[BEGIN Dataset records]

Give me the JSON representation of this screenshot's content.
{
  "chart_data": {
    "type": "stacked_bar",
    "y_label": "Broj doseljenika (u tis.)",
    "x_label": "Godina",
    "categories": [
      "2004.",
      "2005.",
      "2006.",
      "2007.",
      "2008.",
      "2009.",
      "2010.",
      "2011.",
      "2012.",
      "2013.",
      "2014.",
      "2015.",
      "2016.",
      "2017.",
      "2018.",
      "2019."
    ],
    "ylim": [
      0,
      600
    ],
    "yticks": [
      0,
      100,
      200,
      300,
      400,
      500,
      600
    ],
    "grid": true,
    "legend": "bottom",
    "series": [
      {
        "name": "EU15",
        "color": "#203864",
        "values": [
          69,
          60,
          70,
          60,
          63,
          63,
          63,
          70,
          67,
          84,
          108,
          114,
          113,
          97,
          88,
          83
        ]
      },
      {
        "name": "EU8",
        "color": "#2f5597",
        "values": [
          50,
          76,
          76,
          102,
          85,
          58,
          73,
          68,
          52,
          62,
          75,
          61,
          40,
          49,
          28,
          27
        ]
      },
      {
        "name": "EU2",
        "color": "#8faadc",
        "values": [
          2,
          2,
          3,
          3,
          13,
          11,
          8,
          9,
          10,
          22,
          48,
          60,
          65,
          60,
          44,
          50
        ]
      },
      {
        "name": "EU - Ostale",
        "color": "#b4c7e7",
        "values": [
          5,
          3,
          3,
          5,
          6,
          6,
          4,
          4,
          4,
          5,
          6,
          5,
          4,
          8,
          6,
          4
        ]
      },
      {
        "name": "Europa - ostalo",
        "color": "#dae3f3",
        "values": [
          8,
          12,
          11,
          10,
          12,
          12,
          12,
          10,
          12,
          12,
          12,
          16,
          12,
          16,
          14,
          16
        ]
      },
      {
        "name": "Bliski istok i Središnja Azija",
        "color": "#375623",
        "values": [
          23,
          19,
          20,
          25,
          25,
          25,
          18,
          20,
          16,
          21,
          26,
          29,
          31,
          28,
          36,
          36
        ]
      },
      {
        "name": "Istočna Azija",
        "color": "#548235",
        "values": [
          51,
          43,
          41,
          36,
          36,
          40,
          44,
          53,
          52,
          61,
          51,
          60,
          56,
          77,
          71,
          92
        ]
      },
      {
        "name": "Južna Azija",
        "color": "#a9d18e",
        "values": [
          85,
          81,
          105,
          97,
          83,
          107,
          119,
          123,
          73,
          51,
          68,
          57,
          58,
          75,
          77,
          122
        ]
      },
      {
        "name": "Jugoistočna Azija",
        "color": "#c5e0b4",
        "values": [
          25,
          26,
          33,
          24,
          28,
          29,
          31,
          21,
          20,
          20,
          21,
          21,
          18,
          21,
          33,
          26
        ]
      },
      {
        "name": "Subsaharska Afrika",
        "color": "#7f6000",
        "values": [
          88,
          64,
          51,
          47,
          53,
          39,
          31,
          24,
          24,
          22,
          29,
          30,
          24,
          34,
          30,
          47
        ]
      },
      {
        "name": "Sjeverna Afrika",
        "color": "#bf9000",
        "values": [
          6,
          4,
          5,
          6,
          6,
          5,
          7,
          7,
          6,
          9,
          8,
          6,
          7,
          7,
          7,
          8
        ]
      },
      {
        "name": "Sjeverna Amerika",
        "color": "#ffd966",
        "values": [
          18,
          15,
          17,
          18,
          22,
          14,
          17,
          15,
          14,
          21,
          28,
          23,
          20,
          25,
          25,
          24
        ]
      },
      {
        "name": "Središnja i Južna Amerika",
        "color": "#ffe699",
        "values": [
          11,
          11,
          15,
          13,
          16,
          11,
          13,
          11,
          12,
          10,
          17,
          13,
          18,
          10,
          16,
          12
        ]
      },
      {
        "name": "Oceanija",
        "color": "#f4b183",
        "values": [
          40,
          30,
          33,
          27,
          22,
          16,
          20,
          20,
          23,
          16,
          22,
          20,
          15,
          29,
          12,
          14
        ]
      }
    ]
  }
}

[END Dataset records]

_Required task_
Copy whichever lines in the listing above contain the word "Središnja".

_Solution for this exercise_
        "name": "Bliski istok i Središnja Azija",
        "name": "Središnja i Južna Amerika",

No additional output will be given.